→ Written request
Give back all the data exactly, line by line.

Dataset items:
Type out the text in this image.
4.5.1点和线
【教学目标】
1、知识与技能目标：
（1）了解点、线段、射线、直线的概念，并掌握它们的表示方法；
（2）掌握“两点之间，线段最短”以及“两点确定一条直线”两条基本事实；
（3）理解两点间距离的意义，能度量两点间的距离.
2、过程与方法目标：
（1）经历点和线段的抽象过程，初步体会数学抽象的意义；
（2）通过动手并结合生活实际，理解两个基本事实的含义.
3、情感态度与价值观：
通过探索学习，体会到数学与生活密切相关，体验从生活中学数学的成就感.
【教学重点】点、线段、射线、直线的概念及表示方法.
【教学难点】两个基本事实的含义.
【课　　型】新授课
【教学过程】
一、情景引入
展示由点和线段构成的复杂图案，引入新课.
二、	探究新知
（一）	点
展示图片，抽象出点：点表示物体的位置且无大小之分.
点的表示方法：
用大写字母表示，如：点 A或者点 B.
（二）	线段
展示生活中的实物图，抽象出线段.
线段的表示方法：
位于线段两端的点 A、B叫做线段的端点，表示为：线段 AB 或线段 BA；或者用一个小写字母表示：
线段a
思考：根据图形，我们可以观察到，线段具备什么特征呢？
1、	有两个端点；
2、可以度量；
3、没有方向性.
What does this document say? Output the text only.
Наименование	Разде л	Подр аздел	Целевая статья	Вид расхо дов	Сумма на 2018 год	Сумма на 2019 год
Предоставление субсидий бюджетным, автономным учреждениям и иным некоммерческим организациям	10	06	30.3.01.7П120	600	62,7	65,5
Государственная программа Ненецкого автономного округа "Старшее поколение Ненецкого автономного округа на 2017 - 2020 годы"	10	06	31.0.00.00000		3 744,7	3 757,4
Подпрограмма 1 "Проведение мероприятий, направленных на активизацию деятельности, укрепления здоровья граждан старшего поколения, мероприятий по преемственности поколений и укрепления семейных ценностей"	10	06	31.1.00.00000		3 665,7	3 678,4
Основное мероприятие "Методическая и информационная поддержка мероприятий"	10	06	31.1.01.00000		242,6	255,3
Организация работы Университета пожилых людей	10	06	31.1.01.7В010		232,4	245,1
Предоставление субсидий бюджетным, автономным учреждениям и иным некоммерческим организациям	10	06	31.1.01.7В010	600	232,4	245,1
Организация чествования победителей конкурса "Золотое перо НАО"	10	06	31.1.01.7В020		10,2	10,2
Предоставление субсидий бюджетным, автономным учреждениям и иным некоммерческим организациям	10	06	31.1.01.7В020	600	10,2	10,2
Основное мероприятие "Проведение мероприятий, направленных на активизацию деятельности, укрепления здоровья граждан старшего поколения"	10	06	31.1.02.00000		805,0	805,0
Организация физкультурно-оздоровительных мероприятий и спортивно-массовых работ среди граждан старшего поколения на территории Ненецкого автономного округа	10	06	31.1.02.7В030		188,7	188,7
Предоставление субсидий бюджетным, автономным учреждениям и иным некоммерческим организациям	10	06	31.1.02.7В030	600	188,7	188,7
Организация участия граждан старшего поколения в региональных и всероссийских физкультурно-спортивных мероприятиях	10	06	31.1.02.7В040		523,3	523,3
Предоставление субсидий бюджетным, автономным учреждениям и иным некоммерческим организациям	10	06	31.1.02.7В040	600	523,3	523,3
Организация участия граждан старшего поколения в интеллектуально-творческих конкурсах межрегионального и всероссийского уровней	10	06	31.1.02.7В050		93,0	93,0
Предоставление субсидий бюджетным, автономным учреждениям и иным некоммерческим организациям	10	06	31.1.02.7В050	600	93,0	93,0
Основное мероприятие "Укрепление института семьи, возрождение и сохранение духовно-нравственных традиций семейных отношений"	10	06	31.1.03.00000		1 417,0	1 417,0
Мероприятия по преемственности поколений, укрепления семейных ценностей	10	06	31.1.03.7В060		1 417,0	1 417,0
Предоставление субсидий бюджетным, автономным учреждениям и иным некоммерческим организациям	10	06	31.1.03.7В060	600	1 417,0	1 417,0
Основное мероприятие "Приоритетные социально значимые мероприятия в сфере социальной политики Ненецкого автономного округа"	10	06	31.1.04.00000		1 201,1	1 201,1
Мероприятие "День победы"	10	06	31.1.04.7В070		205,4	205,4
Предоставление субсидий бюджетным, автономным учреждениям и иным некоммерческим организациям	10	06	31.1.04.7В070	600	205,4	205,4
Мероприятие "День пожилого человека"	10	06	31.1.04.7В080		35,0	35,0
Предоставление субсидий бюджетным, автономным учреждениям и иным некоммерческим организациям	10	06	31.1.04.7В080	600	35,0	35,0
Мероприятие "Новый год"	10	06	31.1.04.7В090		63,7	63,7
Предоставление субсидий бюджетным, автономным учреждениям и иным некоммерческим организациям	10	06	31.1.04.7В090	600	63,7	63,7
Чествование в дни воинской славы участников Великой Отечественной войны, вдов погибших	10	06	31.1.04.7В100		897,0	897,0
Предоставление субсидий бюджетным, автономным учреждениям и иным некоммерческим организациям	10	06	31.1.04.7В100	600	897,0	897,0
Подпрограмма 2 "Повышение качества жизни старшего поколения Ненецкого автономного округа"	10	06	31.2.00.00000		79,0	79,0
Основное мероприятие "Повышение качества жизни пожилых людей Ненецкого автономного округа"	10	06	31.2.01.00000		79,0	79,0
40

→ Result for this task
Type out the text in this image.
4.5.1点和线
【教学目标】
1、知识与技能目标：
（1）了解点、线段、射线、直线的概念，并掌握它们的表示方法；
（2）掌握“两点之间，线段最短”以及“两点确定一条直线”两条基本事实；
（3）理解两点间距离的意义，能度量两点间的距离.
2、过程与方法目标：
（1）经历点和线段的抽象过程，初步体会数学抽象的意义；
（2）通过动手并结合生活实际，理解两个基本事实的含义.
3、情感态度与价值观：
通过探索学习，体会到数学与生活密切相关，体验从生活中学数学的成就感.
【教学重点】点、线段、射线、直线的概念及表示方法.
【教学难点】两个基本事实的含义.
【课　　型】新授课
【教学过程】
一、情景引入
展示由点和线段构成的复杂图案，引入新课.
二、	探究新知
（一）	点
展示图片，抽象出点：点表示物体的位置且无大小之分.
点的表示方法：
用大写字母表示，如：点 A或者点 B.
（二）	线段
展示生活中的实物图，抽象出线段.
线段的表示方法：
位于线段两端的点 A、B叫做线段的端点，表示为：线段 AB 或线段 BA；或者用一个小写字母表示：
线段a
思考：根据图形，我们可以观察到，线段具备什么特征呢？
1、	有两个端点；
2、可以度量；
3、没有方向性.
What does this document say? Output the text only.
Наименование	Разде л	Подр аздел	Целевая статья	Вид расхо дов	Сумма на 2018 год	Сумма на 2019 год
Предоставление субсидий бюджетным, автономным учреждениям и иным некоммерческим организациям	10	06	30.3.01.7П120	600	62,7	65,5
Государственная программа Ненецкого автономного округа "Старшее поколение Ненецкого автономного округа на 2017 - 2020 годы"	10	06	31.0.00.00000		3 744,7	3 757,4
Подпрограмма 1 "Проведение мероприятий, направленных на активизацию деятельности, укрепления здоровья граждан старшего поколения, мероприятий по преемственности поколений и укрепления семейных ценностей"	10	06	31.1.00.00000		3 665,7	3 678,4
Основное мероприятие "Методическая и информационная поддержка мероприятий"	10	06	31.1.01.00000		242,6	255,3
Организация работы Университета пожилых людей	10	06	31.1.01.7В010		232,4	245,1
Предоставление субсидий бюджетным, автономным учреждениям и иным некоммерческим организациям	10	06	31.1.01.7В010	600	232,4	245,1
Организация чествования победителей конкурса "Золотое перо НАО"	10	06	31.1.01.7В020		10,2	10,2
Предоставление субсидий бюджетным, автономным учреждениям и иным некоммерческим организациям	10	06	31.1.01.7В020	600	10,2	10,2
Основное мероприятие "Проведение мероприятий, направленных на активизацию деятельности, укрепления здоровья граждан старшего поколения"	10	06	31.1.02.00000		805,0	805,0
Организация физкультурно-оздоровительных мероприятий и спортивно-массовых работ среди граждан старшего поколения на территории Ненецкого автономного округа	10	06	31.1.02.7В030		188,7	188,7
Предоставление субсидий бюджетным, автономным учреждениям и иным некоммерческим организациям	10	06	31.1.02.7В030	600	188,7	188,7
Организация участия граждан старшего поколения в региональных и всероссийских физкультурно-спортивных мероприятиях	10	06	31.1.02.7В040		523,3	523,3
Предоставление субсидий бюджетным, автономным учреждениям и иным некоммерческим организациям	10	06	31.1.02.7В040	600	523,3	523,3
Организация участия граждан старшего поколения в интеллектуально-творческих конкурсах межрегионального и всероссийского уровней	10	06	31.1.02.7В050		93,0	93,0
Предоставление субсидий бюджетным, автономным учреждениям и иным некоммерческим организациям	10	06	31.1.02.7В050	600	93,0	93,0
Основное мероприятие "Укрепление института семьи, возрождение и сохранение духовно-нравственных традиций семейных отношений"	10	06	31.1.03.00000		1 417,0	1 417,0
Мероприятия по преемственности поколений, укрепления семейных ценностей	10	06	31.1.03.7В060		1 417,0	1 417,0
Предоставление субсидий бюджетным, автономным учреждениям и иным некоммерческим организациям	10	06	31.1.03.7В060	600	1 417,0	1 417,0
Основное мероприятие "Приоритетные социально значимые мероприятия в сфере социальной политики Ненецкого автономного округа"	10	06	31.1.04.00000		1 201,1	1 201,1
Мероприятие "День победы"	10	06	31.1.04.7В070		205,4	205,4
Предоставление субсидий бюджетным, автономным учреждениям и иным некоммерческим организациям	10	06	31.1.04.7В070	600	205,4	205,4
Мероприятие "День пожилого человека"	10	06	31.1.04.7В080		35,0	35,0
Предоставление субсидий бюджетным, автономным учреждениям и иным некоммерческим организациям	10	06	31.1.04.7В080	600	35,0	35,0
Мероприятие "Новый год"	10	06	31.1.04.7В090		63,7	63,7
Предоставление субсидий бюджетным, автономным учреждениям и иным некоммерческим организациям	10	06	31.1.04.7В090	600	63,7	63,7
Чествование в дни воинской славы участников Великой Отечественной войны, вдов погибших	10	06	31.1.04.7В100		897,0	897,0
Предоставление субсидий бюджетным, автономным учреждениям и иным некоммерческим организациям	10	06	31.1.04.7В100	600	897,0	897,0
Подпрограмма 2 "Повышение качества жизни старшего поколения Ненецкого автономного округа"	10	06	31.2.00.00000		79,0	79,0
Основное мероприятие "Повышение качества жизни пожилых людей Ненецкого автономного округа"	10	06	31.2.01.00000		79,0	79,0
40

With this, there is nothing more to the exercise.